> **WORK REQUIRED**:
Return each line of the material verbatim.
------ DATASET EXCERPTS
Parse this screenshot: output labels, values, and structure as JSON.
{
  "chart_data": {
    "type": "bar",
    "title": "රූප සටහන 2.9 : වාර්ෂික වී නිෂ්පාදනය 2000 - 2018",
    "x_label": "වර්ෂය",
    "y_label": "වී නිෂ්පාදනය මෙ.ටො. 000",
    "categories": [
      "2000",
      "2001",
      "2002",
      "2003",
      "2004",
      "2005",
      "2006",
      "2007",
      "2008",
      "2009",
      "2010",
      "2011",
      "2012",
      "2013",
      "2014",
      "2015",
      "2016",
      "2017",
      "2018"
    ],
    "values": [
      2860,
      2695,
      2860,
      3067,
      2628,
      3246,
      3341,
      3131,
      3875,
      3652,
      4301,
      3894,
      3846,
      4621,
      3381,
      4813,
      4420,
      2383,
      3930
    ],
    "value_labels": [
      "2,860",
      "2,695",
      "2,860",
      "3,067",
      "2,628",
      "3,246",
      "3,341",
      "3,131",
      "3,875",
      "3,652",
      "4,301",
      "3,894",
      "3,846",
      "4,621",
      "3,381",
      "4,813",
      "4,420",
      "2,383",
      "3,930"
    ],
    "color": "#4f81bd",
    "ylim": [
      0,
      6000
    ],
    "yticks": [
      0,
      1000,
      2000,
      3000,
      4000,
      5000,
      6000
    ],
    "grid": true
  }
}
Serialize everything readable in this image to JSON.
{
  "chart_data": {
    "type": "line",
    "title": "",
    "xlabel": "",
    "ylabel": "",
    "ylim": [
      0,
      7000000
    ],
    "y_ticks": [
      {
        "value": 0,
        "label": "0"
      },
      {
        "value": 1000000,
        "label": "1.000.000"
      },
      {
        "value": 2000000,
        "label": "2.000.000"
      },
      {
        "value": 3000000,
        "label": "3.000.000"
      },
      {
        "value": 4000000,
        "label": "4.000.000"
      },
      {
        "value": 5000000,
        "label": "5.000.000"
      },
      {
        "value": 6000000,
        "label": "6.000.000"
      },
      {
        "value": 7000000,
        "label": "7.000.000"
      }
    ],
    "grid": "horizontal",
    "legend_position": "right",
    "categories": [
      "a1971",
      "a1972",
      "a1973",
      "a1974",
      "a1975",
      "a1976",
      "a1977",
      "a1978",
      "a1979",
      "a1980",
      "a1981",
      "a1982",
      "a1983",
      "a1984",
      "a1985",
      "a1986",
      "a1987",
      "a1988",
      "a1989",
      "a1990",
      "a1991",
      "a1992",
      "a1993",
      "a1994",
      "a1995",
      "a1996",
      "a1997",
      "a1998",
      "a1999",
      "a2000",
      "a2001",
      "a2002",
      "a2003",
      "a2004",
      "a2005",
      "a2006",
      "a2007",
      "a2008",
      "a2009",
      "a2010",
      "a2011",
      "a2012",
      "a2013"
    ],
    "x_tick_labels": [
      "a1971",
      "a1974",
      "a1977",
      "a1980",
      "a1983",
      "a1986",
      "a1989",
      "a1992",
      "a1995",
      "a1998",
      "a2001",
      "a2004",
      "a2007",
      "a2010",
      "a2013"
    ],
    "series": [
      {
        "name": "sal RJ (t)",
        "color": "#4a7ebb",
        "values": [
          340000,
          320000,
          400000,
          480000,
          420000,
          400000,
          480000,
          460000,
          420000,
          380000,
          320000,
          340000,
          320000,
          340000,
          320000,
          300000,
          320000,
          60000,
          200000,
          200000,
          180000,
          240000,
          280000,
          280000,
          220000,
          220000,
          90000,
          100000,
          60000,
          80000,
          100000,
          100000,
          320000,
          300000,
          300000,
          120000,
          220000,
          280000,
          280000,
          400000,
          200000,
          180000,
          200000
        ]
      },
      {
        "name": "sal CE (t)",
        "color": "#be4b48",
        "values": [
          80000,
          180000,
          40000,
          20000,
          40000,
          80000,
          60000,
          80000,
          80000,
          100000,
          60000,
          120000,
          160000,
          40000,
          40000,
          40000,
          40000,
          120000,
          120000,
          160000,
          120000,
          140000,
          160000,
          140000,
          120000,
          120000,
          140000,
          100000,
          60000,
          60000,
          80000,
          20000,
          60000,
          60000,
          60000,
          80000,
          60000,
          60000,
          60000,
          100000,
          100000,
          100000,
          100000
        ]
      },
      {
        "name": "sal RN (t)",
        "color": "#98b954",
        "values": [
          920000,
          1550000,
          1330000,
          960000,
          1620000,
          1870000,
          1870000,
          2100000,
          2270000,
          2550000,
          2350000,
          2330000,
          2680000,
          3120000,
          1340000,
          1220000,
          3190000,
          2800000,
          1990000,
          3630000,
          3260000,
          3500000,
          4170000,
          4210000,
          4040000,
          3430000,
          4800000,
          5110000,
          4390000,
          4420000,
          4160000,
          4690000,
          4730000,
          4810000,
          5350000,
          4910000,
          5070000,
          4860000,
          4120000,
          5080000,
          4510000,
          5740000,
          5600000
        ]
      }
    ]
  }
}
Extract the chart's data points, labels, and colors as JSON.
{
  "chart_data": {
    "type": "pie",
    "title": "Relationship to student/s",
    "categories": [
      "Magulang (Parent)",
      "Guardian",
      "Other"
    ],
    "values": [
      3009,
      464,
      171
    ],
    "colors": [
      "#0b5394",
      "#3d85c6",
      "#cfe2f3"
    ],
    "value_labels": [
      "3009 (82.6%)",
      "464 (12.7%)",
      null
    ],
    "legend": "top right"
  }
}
------------
> **TASK OUTPUT**:
Parse this screenshot: output labels, values, and structure as JSON.
{
  "chart_data": {
    "type": "bar",
    "title": "රූප සටහන 2.9 : වාර්ෂික වී නිෂ්පාදනය 2000 - 2018",
    "x_label": "වර්ෂය",
    "y_label": "වී නිෂ්පාදනය මෙ.ටො. 000",
    "categories": [
      "2000",
      "2001",
      "2002",
      "2003",
      "2004",
      "2005",
      "2006",
      "2007",
      "2008",
      "2009",
      "2010",
      "2011",
      "2012",
      "2013",
      "2014",
      "2015",
      "2016",
      "2017",
      "2018"
    ],
    "values": [
      2860,
      2695,
      2860,
      3067,
      2628,
      3246,
      3341,
      3131,
      3875,
      3652,
      4301,
      3894,
      3846,
      4621,
      3381,
      4813,
      4420,
      2383,
      3930
    ],
    "value_labels": [
      "2,860",
      "2,695",
      "2,860",
      "3,067",
      "2,628",
      "3,246",
      "3,341",
      "3,131",
      "3,875",
      "3,652",
      "4,301",
      "3,894",
      "3,846",
      "4,621",
      "3,381",
      "4,813",
      "4,420",
      "2,383",
      "3,930"
    ],
    "color": "#4f81bd",
    "ylim": [
      0,
      6000
    ],
    "yticks": [
      0,
      1000,
      2000,
      3000,
      4000,
      5000,
      6000
    ],
    "grid": true
  }
}
Serialize everything readable in this image to JSON.
{
  "chart_data": {
    "type": "line",
    "title": "",
    "xlabel": "",
    "ylabel": "",
    "ylim": [
      0,
      7000000
    ],
    "y_ticks": [
      {
        "value": 0,
        "label": "0"
      },
      {
        "value": 1000000,
        "label": "1.000.000"
      },
      {
        "value": 2000000,
        "label": "2.000.000"
      },
      {
        "value": 3000000,
        "label": "3.000.000"
      },
      {
        "value": 4000000,
        "label": "4.000.000"
      },
      {
        "value": 5000000,
        "label": "5.000.000"
      },
      {
        "value": 6000000,
        "label": "6.000.000"
      },
      {
        "value": 7000000,
        "label": "7.000.000"
      }
    ],
    "grid": "horizontal",
    "legend_position": "right",
    "categories": [
      "a1971",
      "a1972",
      "a1973",
      "a1974",
      "a1975",
      "a1976",
      "a1977",
      "a1978",
      "a1979",
      "a1980",
      "a1981",
      "a1982",
      "a1983",
      "a1984",
      "a1985",
      "a1986",
      "a1987",
      "a1988",
      "a1989",
      "a1990",
      "a1991",
      "a1992",
      "a1993",
      "a1994",
      "a1995",
      "a1996",
      "a1997",
      "a1998",
      "a1999",
      "a2000",
      "a2001",
      "a2002",
      "a2003",
      "a2004",
      "a2005",
      "a2006",
      "a2007",
      "a2008",
      "a2009",
      "a2010",
      "a2011",
      "a2012",
      "a2013"
    ],
    "x_tick_labels": [
      "a1971",
      "a1974",
      "a1977",
      "a1980",
      "a1983",
      "a1986",
      "a1989",
      "a1992",
      "a1995",
      "a1998",
      "a2001",
      "a2004",
      "a2007",
      "a2010",
      "a2013"
    ],
    "series": [
      {
        "name": "sal RJ (t)",
        "color": "#4a7ebb",
        "values": [
          340000,
          320000,
          400000,
          480000,
          420000,
          400000,
          480000,
          460000,
          420000,
          380000,
          320000,
          340000,
          320000,
          340000,
          320000,
          300000,
          320000,
          60000,
          200000,
          200000,
          180000,
          240000,
          280000,
          280000,
          220000,
          220000,
          90000,
          100000,
          60000,
          80000,
          100000,
          100000,
          320000,
          300000,
          300000,
          120000,
          220000,
          280000,
          280000,
          400000,
          200000,
          180000,
          200000
        ]
      },
      {
        "name": "sal CE (t)",
        "color": "#be4b48",
        "values": [
          80000,
          180000,
          40000,
          20000,
          40000,
          80000,
          60000,
          80000,
          80000,
          100000,
          60000,
          120000,
          160000,
          40000,
          40000,
          40000,
          40000,
          120000,
          120000,
          160000,
          120000,
          140000,
          160000,
          140000,
          120000,
          120000,
          140000,
          100000,
          60000,
          60000,
          80000,
          20000,
          60000,
          60000,
          60000,
          80000,
          60000,
          60000,
          60000,
          100000,
          100000,
          100000,
          100000
        ]
      },
      {
        "name": "sal RN (t)",
        "color": "#98b954",
        "values": [
          920000,
          1550000,
          1330000,
          960000,
          1620000,
          1870000,
          1870000,
          2100000,
          2270000,
          2550000,
          2350000,
          2330000,
          2680000,
          3120000,
          1340000,
          1220000,
          3190000,
          2800000,
          1990000,
          3630000,
          3260000,
          3500000,
          4170000,
          4210000,
          4040000,
          3430000,
          4800000,
          5110000,
          4390000,
          4420000,
          4160000,
          4690000,
          4730000,
          4810000,
          5350000,
          4910000,
          5070000,
          4860000,
          4120000,
          5080000,
          4510000,
          5740000,
          5600000
        ]
      }
    ]
  }
}
Extract the chart's data points, labels, and colors as JSON.
{
  "chart_data": {
    "type": "pie",
    "title": "Relationship to student/s",
    "categories": [
      "Magulang (Parent)",
      "Guardian",
      "Other"
    ],
    "values": [
      3009,
      464,
      171
    ],
    "colors": [
      "#0b5394",
      "#3d85c6",
      "#cfe2f3"
    ],
    "value_labels": [
      "3009 (82.6%)",
      "464 (12.7%)",
      null
    ],
    "legend": "top right"
  }
}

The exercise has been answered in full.